_Aim of the exercise_: Identify each line below that contains the word "date", and copy it out.

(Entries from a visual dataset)
(begin)
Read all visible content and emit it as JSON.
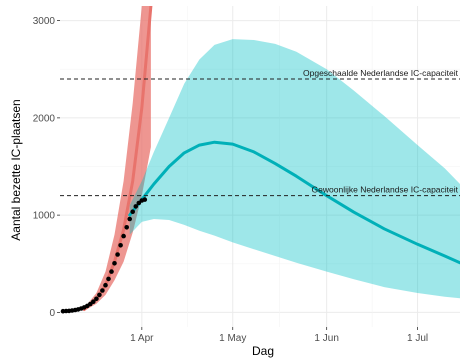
{
  "chart_data": {
    "type": "line",
    "title": "",
    "xlabel": "Dag",
    "ylabel": "Aantal bezette IC-plaatsen",
    "x_range": [
      "2020-03-05",
      "2020-07-15"
    ],
    "ylim": [
      -150,
      3150
    ],
    "x_ticks": [
      {
        "date": "2020-04-01",
        "label": "1 Apr"
      },
      {
        "date": "2020-05-01",
        "label": "1 May"
      },
      {
        "date": "2020-06-01",
        "label": "1 Jun"
      },
      {
        "date": "2020-07-01",
        "label": "1 Jul"
      }
    ],
    "y_ticks": [
      0,
      1000,
      2000,
      3000
    ],
    "grid": true,
    "reference_lines": [
      {
        "y": 2400,
        "label": "Opgeschaalde Nederlandse IC-capaciteit"
      },
      {
        "y": 1200,
        "label": "Gewoonlijke Nederlandse IC-capaciteit"
      }
    ],
    "series": [
      {
        "kind": "band",
        "color": "#e8736c",
        "x": [
          "2020-03-13",
          "2020-03-17",
          "2020-03-20",
          "2020-03-23",
          "2020-03-26",
          "2020-03-29",
          "2020-04-01",
          "2020-04-04"
        ],
        "lower": [
          15,
          90,
          180,
          330,
          520,
          820,
          1200,
          1700
        ],
        "upper": [
          45,
          200,
          420,
          800,
          1350,
          2150,
          3150,
          3150
        ]
      },
      {
        "kind": "line",
        "color": "#e8736c",
        "x": [
          "2020-03-13",
          "2020-03-17",
          "2020-03-20",
          "2020-03-23",
          "2020-03-26",
          "2020-03-29",
          "2020-04-01",
          "2020-04-04"
        ],
        "y": [
          30,
          140,
          280,
          520,
          850,
          1350,
          2100,
          3150
        ]
      },
      {
        "kind": "band",
        "color": "#00bfc4",
        "x": [
          "2020-03-28",
          "2020-04-01",
          "2020-04-05",
          "2020-04-10",
          "2020-04-15",
          "2020-04-20",
          "2020-04-25",
          "2020-05-01",
          "2020-05-08",
          "2020-05-15",
          "2020-05-22",
          "2020-06-01",
          "2020-06-10",
          "2020-06-20",
          "2020-07-01",
          "2020-07-10",
          "2020-07-15"
        ],
        "lower": [
          800,
          930,
          960,
          950,
          900,
          840,
          790,
          720,
          650,
          580,
          510,
          420,
          340,
          260,
          200,
          160,
          145
        ],
        "upper": [
          1100,
          1350,
          1650,
          2000,
          2350,
          2600,
          2750,
          2810,
          2800,
          2760,
          2680,
          2500,
          2280,
          2020,
          1720,
          1480,
          1320
        ]
      },
      {
        "kind": "line",
        "color": "#00b0b8",
        "x": [
          "2020-03-28",
          "2020-04-01",
          "2020-04-05",
          "2020-04-10",
          "2020-04-15",
          "2020-04-20",
          "2020-04-25",
          "2020-05-01",
          "2020-05-08",
          "2020-05-15",
          "2020-05-22",
          "2020-06-01",
          "2020-06-10",
          "2020-06-20",
          "2020-07-01",
          "2020-07-10",
          "2020-07-15"
        ],
        "y": [
          1000,
          1160,
          1320,
          1500,
          1640,
          1720,
          1750,
          1730,
          1650,
          1530,
          1400,
          1200,
          1030,
          860,
          700,
          580,
          510
        ]
      },
      {
        "kind": "points",
        "color": "#000000",
        "x": [
          "2020-03-06",
          "2020-03-07",
          "2020-03-08",
          "2020-03-09",
          "2020-03-10",
          "2020-03-11",
          "2020-03-12",
          "2020-03-13",
          "2020-03-14",
          "2020-03-15",
          "2020-03-16",
          "2020-03-17",
          "2020-03-18",
          "2020-03-19",
          "2020-03-20",
          "2020-03-21",
          "2020-03-22",
          "2020-03-23",
          "2020-03-24",
          "2020-03-25",
          "2020-03-26",
          "2020-03-27",
          "2020-03-28",
          "2020-03-29",
          "2020-03-30",
          "2020-03-31",
          "2020-04-01",
          "2020-04-02"
        ],
        "y": [
          12,
          14,
          16,
          20,
          25,
          31,
          40,
          52,
          67,
          86,
          110,
          140,
          180,
          225,
          280,
          345,
          420,
          505,
          595,
          690,
          785,
          875,
          960,
          1035,
          1090,
          1125,
          1150,
          1160
        ]
      }
    ]
  }
}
(end)
_Exercise solution_:
        "date": "2020-04-01",
        "date": "2020-05-01",
        "date": "2020-06-01",
        "date": "2020-07-01",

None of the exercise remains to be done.